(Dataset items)

◆ ◆ ◆ ◆ ◆ ◆ ◆

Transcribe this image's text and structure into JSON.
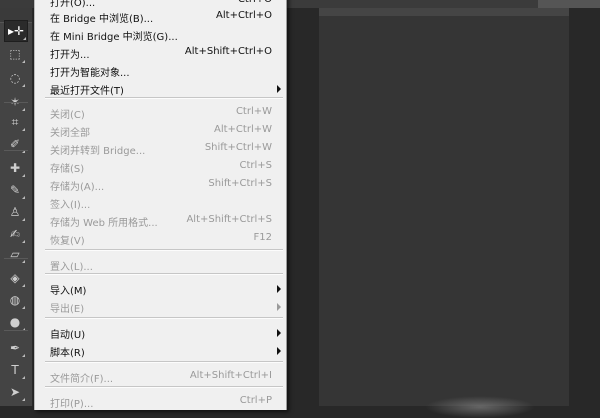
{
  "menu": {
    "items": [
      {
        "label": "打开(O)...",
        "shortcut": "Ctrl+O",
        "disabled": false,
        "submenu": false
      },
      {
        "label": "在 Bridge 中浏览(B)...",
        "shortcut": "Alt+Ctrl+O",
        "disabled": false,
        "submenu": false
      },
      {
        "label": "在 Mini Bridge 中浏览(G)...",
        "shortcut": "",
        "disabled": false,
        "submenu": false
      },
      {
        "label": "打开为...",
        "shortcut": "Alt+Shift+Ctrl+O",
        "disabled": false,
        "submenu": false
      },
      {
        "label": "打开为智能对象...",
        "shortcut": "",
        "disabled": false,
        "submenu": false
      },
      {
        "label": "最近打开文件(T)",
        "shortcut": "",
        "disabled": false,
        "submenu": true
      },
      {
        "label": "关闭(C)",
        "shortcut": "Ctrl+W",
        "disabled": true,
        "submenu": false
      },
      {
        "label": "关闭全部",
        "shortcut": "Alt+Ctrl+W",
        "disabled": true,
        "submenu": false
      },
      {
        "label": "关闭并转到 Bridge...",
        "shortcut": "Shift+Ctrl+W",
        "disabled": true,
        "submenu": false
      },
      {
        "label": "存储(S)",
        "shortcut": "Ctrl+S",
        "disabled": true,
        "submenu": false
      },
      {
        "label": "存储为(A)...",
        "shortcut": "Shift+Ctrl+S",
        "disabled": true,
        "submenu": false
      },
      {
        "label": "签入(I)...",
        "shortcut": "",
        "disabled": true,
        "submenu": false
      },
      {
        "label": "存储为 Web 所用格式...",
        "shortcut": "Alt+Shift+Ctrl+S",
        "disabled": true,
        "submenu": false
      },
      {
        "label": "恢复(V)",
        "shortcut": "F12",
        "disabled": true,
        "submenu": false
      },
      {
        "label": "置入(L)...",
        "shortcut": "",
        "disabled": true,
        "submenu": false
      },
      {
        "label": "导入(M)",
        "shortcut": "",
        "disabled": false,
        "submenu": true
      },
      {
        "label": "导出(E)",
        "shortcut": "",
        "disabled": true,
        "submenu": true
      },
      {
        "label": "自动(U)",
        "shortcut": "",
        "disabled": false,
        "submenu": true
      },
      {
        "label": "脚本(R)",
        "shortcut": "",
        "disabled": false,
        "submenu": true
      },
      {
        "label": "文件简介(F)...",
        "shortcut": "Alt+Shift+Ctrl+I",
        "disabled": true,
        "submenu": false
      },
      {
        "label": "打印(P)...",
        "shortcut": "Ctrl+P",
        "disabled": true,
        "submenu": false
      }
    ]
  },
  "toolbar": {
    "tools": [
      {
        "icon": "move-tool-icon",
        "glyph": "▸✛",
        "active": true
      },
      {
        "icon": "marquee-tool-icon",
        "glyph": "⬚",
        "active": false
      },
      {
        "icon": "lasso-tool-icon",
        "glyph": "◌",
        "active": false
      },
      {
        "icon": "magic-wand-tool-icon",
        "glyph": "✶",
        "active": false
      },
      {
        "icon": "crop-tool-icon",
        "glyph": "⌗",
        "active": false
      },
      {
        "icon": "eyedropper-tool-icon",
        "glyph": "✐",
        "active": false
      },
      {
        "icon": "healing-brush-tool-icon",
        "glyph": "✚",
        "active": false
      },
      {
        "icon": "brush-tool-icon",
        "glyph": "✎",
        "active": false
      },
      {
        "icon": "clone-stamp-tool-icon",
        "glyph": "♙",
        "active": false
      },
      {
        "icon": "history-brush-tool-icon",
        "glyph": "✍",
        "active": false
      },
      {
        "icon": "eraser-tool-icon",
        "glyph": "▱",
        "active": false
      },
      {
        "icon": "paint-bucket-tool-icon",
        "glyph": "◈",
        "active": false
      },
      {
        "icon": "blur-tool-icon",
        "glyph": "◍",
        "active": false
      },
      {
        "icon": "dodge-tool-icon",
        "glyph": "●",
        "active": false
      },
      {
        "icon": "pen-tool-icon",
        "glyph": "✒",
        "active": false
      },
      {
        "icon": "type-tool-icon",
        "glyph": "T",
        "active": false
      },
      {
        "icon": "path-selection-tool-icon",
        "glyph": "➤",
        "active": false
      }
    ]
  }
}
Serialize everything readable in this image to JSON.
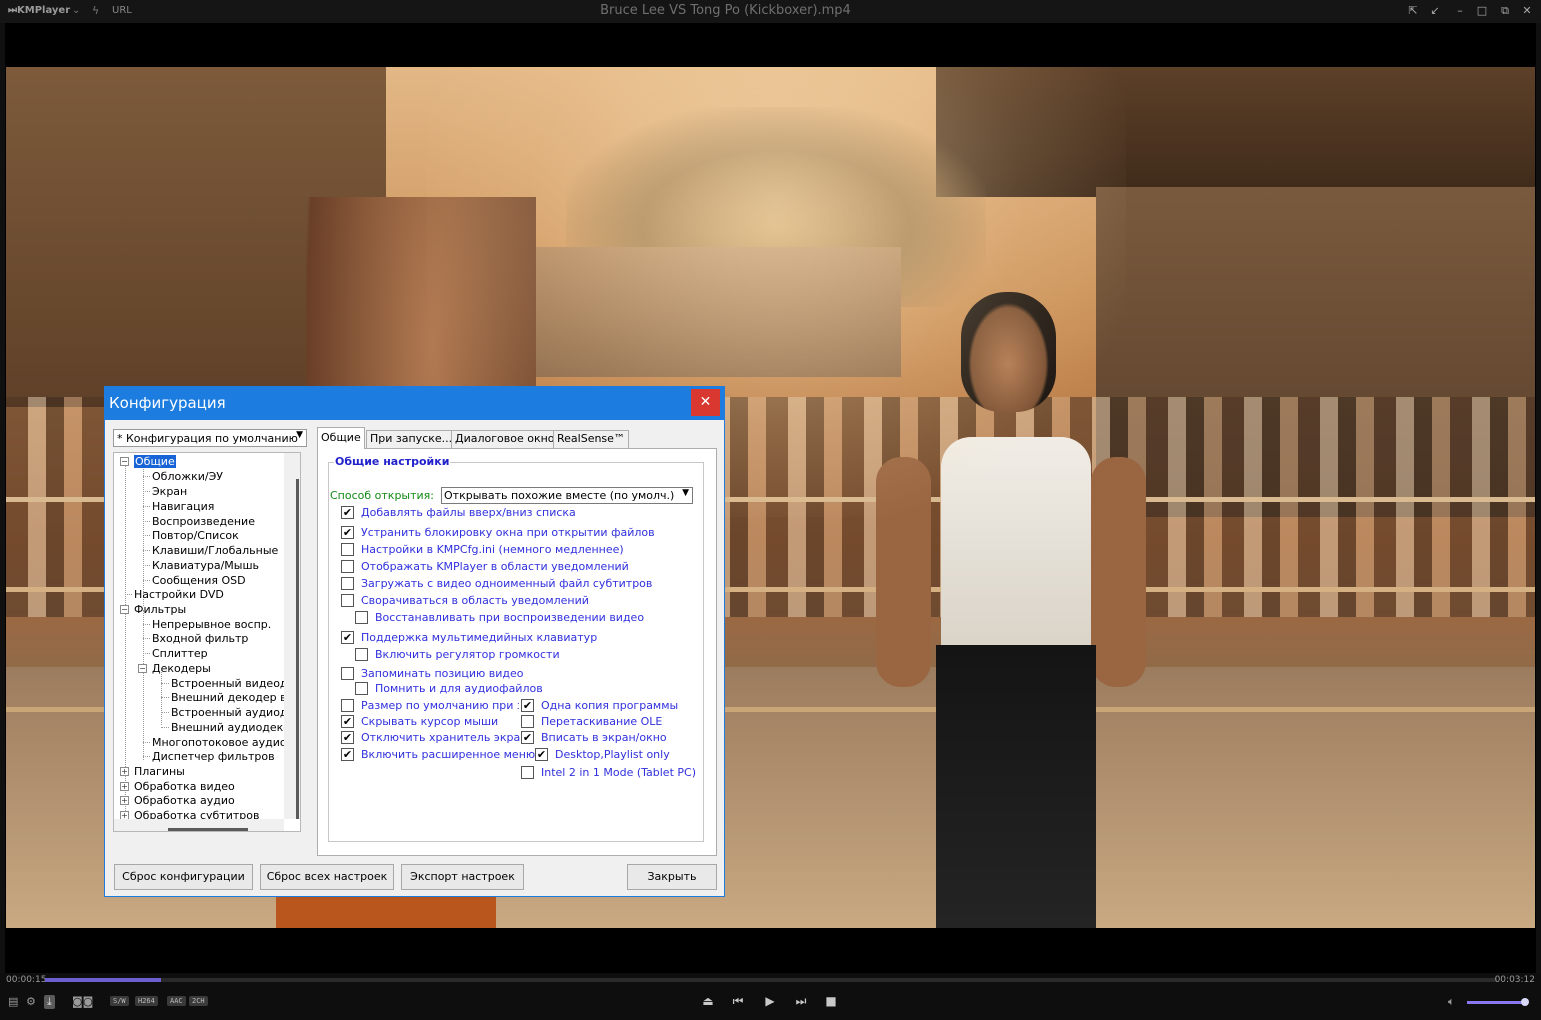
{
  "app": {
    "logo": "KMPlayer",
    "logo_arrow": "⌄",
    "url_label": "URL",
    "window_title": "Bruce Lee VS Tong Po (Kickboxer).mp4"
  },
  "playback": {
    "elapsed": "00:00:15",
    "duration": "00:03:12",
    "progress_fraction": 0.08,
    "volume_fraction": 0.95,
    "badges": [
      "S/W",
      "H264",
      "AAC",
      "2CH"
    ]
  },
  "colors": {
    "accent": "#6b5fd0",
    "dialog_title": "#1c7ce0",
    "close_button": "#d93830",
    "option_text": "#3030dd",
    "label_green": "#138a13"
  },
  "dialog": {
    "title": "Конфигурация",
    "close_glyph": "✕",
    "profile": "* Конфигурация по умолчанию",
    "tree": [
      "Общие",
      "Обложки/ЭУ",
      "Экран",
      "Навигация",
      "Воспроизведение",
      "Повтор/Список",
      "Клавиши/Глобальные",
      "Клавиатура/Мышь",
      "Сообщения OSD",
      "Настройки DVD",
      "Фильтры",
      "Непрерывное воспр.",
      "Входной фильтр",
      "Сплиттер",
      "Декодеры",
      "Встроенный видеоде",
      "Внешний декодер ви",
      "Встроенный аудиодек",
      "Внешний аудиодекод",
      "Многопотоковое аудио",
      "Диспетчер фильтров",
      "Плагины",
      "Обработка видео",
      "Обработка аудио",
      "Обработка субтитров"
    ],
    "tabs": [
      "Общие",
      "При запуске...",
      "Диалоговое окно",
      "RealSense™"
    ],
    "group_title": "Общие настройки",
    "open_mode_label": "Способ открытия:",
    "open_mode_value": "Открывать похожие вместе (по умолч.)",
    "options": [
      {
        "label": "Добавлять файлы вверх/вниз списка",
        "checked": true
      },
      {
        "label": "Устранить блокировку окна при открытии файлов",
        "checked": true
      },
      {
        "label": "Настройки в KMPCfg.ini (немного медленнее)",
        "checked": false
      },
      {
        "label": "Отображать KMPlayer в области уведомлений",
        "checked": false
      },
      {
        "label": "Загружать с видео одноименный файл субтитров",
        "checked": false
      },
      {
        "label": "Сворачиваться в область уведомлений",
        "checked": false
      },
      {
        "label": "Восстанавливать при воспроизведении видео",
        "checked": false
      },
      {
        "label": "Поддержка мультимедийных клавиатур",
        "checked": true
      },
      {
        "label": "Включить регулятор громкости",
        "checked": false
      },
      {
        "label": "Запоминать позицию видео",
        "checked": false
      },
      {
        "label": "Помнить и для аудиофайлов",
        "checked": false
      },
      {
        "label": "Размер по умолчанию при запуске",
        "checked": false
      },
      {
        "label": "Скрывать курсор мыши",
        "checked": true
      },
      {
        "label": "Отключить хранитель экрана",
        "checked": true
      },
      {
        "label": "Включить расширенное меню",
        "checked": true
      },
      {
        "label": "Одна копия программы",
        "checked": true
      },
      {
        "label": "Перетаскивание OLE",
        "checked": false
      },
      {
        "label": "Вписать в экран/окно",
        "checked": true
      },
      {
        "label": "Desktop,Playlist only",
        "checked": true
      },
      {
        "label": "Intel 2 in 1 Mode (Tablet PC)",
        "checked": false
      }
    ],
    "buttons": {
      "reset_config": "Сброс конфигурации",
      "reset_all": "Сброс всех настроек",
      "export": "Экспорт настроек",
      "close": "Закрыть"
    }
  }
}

◆ ◆ ◆ ◆ ◆ ◆ ◆

= What is required =
Retype the whole listing exactly and leave the pictures out.

= Worked solution =
Transcribe this image's text and structure into JSON.
{
  "menu": {
    "items": [
      {
        "label": "打开(O)...",
        "shortcut": "Ctrl+O",
        "disabled": false,
        "submenu": false
      },
      {
        "label": "在 Bridge 中浏览(B)...",
        "shortcut": "Alt+Ctrl+O",
        "disabled": false,
        "submenu": false
      },
      {
        "label": "在 Mini Bridge 中浏览(G)...",
        "shortcut": "",
        "disabled": false,
        "submenu": false
      },
      {
        "label": "打开为...",
        "shortcut": "Alt+Shift+Ctrl+O",
        "disabled": false,
        "submenu": false
      },
      {
        "label": "打开为智能对象...",
        "shortcut": "",
        "disabled": false,
        "submenu": false
      },
      {
        "label": "最近打开文件(T)",
        "shortcut": "",
        "disabled": false,
        "submenu": true
      },
      {
        "label": "关闭(C)",
        "shortcut": "Ctrl+W",
        "disabled": true,
        "submenu": false
      },
      {
        "label": "关闭全部",
        "shortcut": "Alt+Ctrl+W",
        "disabled": true,
        "submenu": false
      },
      {
        "label": "关闭并转到 Bridge...",
        "shortcut": "Shift+Ctrl+W",
        "disabled": true,
        "submenu": false
      },
      {
        "label": "存储(S)",
        "shortcut": "Ctrl+S",
        "disabled": true,
        "submenu": false
      },
      {
        "label": "存储为(A)...",
        "shortcut": "Shift+Ctrl+S",
        "disabled": true,
        "submenu": false
      },
      {
        "label": "签入(I)...",
        "shortcut": "",
        "disabled": true,
        "submenu": false
      },
      {
        "label": "存储为 Web 所用格式...",
        "shortcut": "Alt+Shift+Ctrl+S",
        "disabled": true,
        "submenu": false
      },
      {
        "label": "恢复(V)",
        "shortcut": "F12",
        "disabled": true,
        "submenu": false
      },
      {
        "label": "置入(L)...",
        "shortcut": "",
        "disabled": true,
        "submenu": false
      },
      {
        "label": "导入(M)",
        "shortcut": "",
        "disabled": false,
        "submenu": true
      },
      {
        "label": "导出(E)",
        "shortcut": "",
        "disabled": true,
        "submenu": true
      },
      {
        "label": "自动(U)",
        "shortcut": "",
        "disabled": false,
        "submenu": true
      },
      {
        "label": "脚本(R)",
        "shortcut": "",
        "disabled": false,
        "submenu": true
      },
      {
        "label": "文件简介(F)...",
        "shortcut": "Alt+Shift+Ctrl+I",
        "disabled": true,
        "submenu": false
      },
      {
        "label": "打印(P)...",
        "shortcut": "Ctrl+P",
        "disabled": true,
        "submenu": false
      }
    ]
  },
  "toolbar": {
    "tools": [
      {
        "icon": "move-tool-icon",
        "glyph": "▸✛",
        "active": true
      },
      {
        "icon": "marquee-tool-icon",
        "glyph": "⬚",
        "active": false
      },
      {
        "icon": "lasso-tool-icon",
        "glyph": "◌",
        "active": false
      },
      {
        "icon": "magic-wand-tool-icon",
        "glyph": "✶",
        "active": false
      },
      {
        "icon": "crop-tool-icon",
        "glyph": "⌗",
        "active": false
      },
      {
        "icon": "eyedropper-tool-icon",
        "glyph": "✐",
        "active": false
      },
      {
        "icon": "healing-brush-tool-icon",
        "glyph": "✚",
        "active": false
      },
      {
        "icon": "brush-tool-icon",
        "glyph": "✎",
        "active": false
      },
      {
        "icon": "clone-stamp-tool-icon",
        "glyph": "♙",
        "active": false
      },
      {
        "icon": "history-brush-tool-icon",
        "glyph": "✍",
        "active": false
      },
      {
        "icon": "eraser-tool-icon",
        "glyph": "▱",
        "active": false
      },
      {
        "icon": "paint-bucket-tool-icon",
        "glyph": "◈",
        "active": false
      },
      {
        "icon": "blur-tool-icon",
        "glyph": "◍",
        "active": false
      },
      {
        "icon": "dodge-tool-icon",
        "glyph": "●",
        "active": false
      },
      {
        "icon": "pen-tool-icon",
        "glyph": "✒",
        "active": false
      },
      {
        "icon": "type-tool-icon",
        "glyph": "T",
        "active": false
      },
      {
        "icon": "path-selection-tool-icon",
        "glyph": "➤",
        "active": false
      }
    ]
  }
}
Serialize everything readable in this image to JSON.
{
  "app": {
    "logo": "KMPlayer",
    "logo_arrow": "⌄",
    "url_label": "URL",
    "window_title": "Bruce Lee VS Tong Po (Kickboxer).mp4"
  },
  "playback": {
    "elapsed": "00:00:15",
    "duration": "00:03:12",
    "progress_fraction": 0.08,
    "volume_fraction": 0.95,
    "badges": [
      "S/W",
      "H264",
      "AAC",
      "2CH"
    ]
  },
  "colors": {
    "accent": "#6b5fd0",
    "dialog_title": "#1c7ce0",
    "close_button": "#d93830",
    "option_text": "#3030dd",
    "label_green": "#138a13"
  },
  "dialog": {
    "title": "Конфигурация",
    "close_glyph": "✕",
    "profile": "* Конфигурация по умолчанию",
    "tree": [
      "Общие",
      "Обложки/ЭУ",
      "Экран",
      "Навигация",
      "Воспроизведение",
      "Повтор/Список",
      "Клавиши/Глобальные",
      "Клавиатура/Мышь",
      "Сообщения OSD",
      "Настройки DVD",
      "Фильтры",
      "Непрерывное воспр.",
      "Входной фильтр",
      "Сплиттер",
      "Декодеры",
      "Встроенный видеоде",
      "Внешний декодер ви",
      "Встроенный аудиодек",
      "Внешний аудиодекод",
      "Многопотоковое аудио",
      "Диспетчер фильтров",
      "Плагины",
      "Обработка видео",
      "Обработка аудио",
      "Обработка субтитров"
    ],
    "tabs": [
      "Общие",
      "При запуске...",
      "Диалоговое окно",
      "RealSense™"
    ],
    "group_title": "Общие настройки",
    "open_mode_label": "Способ открытия:",
    "open_mode_value": "Открывать похожие вместе (по умолч.)",
    "options": [
      {
        "label": "Добавлять файлы вверх/вниз списка",
        "checked": true
      },
      {
        "label": "Устранить блокировку окна при открытии файлов",
        "checked": true
      },
      {
        "label": "Настройки в KMPCfg.ini (немного медленнее)",
        "checked": false
      },
      {
        "label": "Отображать KMPlayer в области уведомлений",
        "checked": false
      },
      {
        "label": "Загружать с видео одноименный файл субтитров",
        "checked": false
      },
      {
        "label": "Сворачиваться в область уведомлений",
        "checked": false
      },
      {
        "label": "Восстанавливать при воспроизведении видео",
        "checked": false
      },
      {
        "label": "Поддержка мультимедийных клавиатур",
        "checked": true
      },
      {
        "label": "Включить регулятор громкости",
        "checked": false
      },
      {
        "label": "Запоминать позицию видео",
        "checked": false
      },
      {
        "label": "Помнить и для аудиофайлов",
        "checked": false
      },
      {
        "label": "Размер по умолчанию при запуске",
        "checked": false
      },
      {
        "label": "Скрывать курсор мыши",
        "checked": true
      },
      {
        "label": "Отключить хранитель экрана",
        "checked": true
      },
      {
        "label": "Включить расширенное меню",
        "checked": true
      },
      {
        "label": "Одна копия программы",
        "checked": true
      },
      {
        "label": "Перетаскивание OLE",
        "checked": false
      },
      {
        "label": "Вписать в экран/окно",
        "checked": true
      },
      {
        "label": "Desktop,Playlist only",
        "checked": true
      },
      {
        "label": "Intel 2 in 1 Mode (Tablet PC)",
        "checked": false
      }
    ],
    "buttons": {
      "reset_config": "Сброс конфигурации",
      "reset_all": "Сброс всех настроек",
      "export": "Экспорт настроек",
      "close": "Закрыть"
    }
  }
}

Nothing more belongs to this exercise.